____ Records

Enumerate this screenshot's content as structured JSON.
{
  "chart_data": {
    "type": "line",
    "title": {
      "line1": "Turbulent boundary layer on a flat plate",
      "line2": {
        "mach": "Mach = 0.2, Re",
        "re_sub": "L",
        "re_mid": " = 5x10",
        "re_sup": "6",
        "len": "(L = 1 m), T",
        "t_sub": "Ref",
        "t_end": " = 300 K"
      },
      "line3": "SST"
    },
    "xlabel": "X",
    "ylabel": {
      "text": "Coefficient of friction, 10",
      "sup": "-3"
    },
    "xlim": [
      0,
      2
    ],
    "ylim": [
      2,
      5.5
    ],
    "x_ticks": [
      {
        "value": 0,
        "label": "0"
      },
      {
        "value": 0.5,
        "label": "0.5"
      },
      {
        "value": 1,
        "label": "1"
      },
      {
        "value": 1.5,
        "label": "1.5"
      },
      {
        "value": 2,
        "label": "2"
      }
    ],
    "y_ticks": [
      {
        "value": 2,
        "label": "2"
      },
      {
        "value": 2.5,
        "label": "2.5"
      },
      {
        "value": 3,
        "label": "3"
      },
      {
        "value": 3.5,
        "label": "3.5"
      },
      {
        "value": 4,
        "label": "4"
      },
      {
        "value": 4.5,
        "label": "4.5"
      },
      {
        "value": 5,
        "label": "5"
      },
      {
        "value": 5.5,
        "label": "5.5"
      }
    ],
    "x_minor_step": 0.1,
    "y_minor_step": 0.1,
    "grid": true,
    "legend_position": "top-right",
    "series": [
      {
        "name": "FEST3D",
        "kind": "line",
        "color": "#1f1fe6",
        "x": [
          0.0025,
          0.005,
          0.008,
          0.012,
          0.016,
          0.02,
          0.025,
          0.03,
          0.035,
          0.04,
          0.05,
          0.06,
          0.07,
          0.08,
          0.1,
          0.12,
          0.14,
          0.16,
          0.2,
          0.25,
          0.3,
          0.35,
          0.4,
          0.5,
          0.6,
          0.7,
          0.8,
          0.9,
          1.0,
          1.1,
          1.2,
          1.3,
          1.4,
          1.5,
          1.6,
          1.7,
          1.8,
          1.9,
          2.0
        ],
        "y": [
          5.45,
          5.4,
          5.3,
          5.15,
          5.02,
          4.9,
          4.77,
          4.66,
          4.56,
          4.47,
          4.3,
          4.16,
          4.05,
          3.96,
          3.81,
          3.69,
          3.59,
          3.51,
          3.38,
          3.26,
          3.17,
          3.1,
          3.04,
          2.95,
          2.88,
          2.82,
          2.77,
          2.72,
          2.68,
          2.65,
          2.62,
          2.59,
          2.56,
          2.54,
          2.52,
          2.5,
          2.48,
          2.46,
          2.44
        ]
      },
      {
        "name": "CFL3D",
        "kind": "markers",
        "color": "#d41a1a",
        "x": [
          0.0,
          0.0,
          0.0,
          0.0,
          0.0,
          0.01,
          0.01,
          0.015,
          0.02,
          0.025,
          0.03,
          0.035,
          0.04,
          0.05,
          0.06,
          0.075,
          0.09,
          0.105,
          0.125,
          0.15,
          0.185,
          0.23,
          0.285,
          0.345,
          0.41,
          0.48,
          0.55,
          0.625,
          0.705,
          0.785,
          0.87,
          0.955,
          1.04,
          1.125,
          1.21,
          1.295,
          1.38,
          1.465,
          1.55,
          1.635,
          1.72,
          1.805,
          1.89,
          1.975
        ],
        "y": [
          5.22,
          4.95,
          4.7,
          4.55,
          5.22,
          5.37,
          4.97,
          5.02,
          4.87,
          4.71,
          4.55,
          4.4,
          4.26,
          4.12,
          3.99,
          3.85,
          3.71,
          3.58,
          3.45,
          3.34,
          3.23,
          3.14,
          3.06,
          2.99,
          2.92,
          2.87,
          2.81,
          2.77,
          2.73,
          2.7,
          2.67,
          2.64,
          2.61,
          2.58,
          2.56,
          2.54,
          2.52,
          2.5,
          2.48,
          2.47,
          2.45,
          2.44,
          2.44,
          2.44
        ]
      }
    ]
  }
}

________

# Exercise:
Your task is to reproduce the whole listing exactly.

# Answer to the task:
Enumerate this screenshot's content as structured JSON.
{
  "chart_data": {
    "type": "line",
    "title": {
      "line1": "Turbulent boundary layer on a flat plate",
      "line2": {
        "mach": "Mach = 0.2, Re",
        "re_sub": "L",
        "re_mid": " = 5x10",
        "re_sup": "6",
        "len": "(L = 1 m), T",
        "t_sub": "Ref",
        "t_end": " = 300 K"
      },
      "line3": "SST"
    },
    "xlabel": "X",
    "ylabel": {
      "text": "Coefficient of friction, 10",
      "sup": "-3"
    },
    "xlim": [
      0,
      2
    ],
    "ylim": [
      2,
      5.5
    ],
    "x_ticks": [
      {
        "value": 0,
        "label": "0"
      },
      {
        "value": 0.5,
        "label": "0.5"
      },
      {
        "value": 1,
        "label": "1"
      },
      {
        "value": 1.5,
        "label": "1.5"
      },
      {
        "value": 2,
        "label": "2"
      }
    ],
    "y_ticks": [
      {
        "value": 2,
        "label": "2"
      },
      {
        "value": 2.5,
        "label": "2.5"
      },
      {
        "value": 3,
        "label": "3"
      },
      {
        "value": 3.5,
        "label": "3.5"
      },
      {
        "value": 4,
        "label": "4"
      },
      {
        "value": 4.5,
        "label": "4.5"
      },
      {
        "value": 5,
        "label": "5"
      },
      {
        "value": 5.5,
        "label": "5.5"
      }
    ],
    "x_minor_step": 0.1,
    "y_minor_step": 0.1,
    "grid": true,
    "legend_position": "top-right",
    "series": [
      {
        "name": "FEST3D",
        "kind": "line",
        "color": "#1f1fe6",
        "x": [
          0.0025,
          0.005,
          0.008,
          0.012,
          0.016,
          0.02,
          0.025,
          0.03,
          0.035,
          0.04,
          0.05,
          0.06,
          0.07,
          0.08,
          0.1,
          0.12,
          0.14,
          0.16,
          0.2,
          0.25,
          0.3,
          0.35,
          0.4,
          0.5,
          0.6,
          0.7,
          0.8,
          0.9,
          1.0,
          1.1,
          1.2,
          1.3,
          1.4,
          1.5,
          1.6,
          1.7,
          1.8,
          1.9,
          2.0
        ],
        "y": [
          5.45,
          5.4,
          5.3,
          5.15,
          5.02,
          4.9,
          4.77,
          4.66,
          4.56,
          4.47,
          4.3,
          4.16,
          4.05,
          3.96,
          3.81,
          3.69,
          3.59,
          3.51,
          3.38,
          3.26,
          3.17,
          3.1,
          3.04,
          2.95,
          2.88,
          2.82,
          2.77,
          2.72,
          2.68,
          2.65,
          2.62,
          2.59,
          2.56,
          2.54,
          2.52,
          2.5,
          2.48,
          2.46,
          2.44
        ]
      },
      {
        "name": "CFL3D",
        "kind": "markers",
        "color": "#d41a1a",
        "x": [
          0.0,
          0.0,
          0.0,
          0.0,
          0.0,
          0.01,
          0.01,
          0.015,
          0.02,
          0.025,
          0.03,
          0.035,
          0.04,
          0.05,
          0.06,
          0.075,
          0.09,
          0.105,
          0.125,
          0.15,
          0.185,
          0.23,
          0.285,
          0.345,
          0.41,
          0.48,
          0.55,
          0.625,
          0.705,
          0.785,
          0.87,
          0.955,
          1.04,
          1.125,
          1.21,
          1.295,
          1.38,
          1.465,
          1.55,
          1.635,
          1.72,
          1.805,
          1.89,
          1.975
        ],
        "y": [
          5.22,
          4.95,
          4.7,
          4.55,
          5.22,
          5.37,
          4.97,
          5.02,
          4.87,
          4.71,
          4.55,
          4.4,
          4.26,
          4.12,
          3.99,
          3.85,
          3.71,
          3.58,
          3.45,
          3.34,
          3.23,
          3.14,
          3.06,
          2.99,
          2.92,
          2.87,
          2.81,
          2.77,
          2.73,
          2.7,
          2.67,
          2.64,
          2.61,
          2.58,
          2.56,
          2.54,
          2.52,
          2.5,
          2.48,
          2.47,
          2.45,
          2.44,
          2.44,
          2.44
        ]
      }
    ]
  }
}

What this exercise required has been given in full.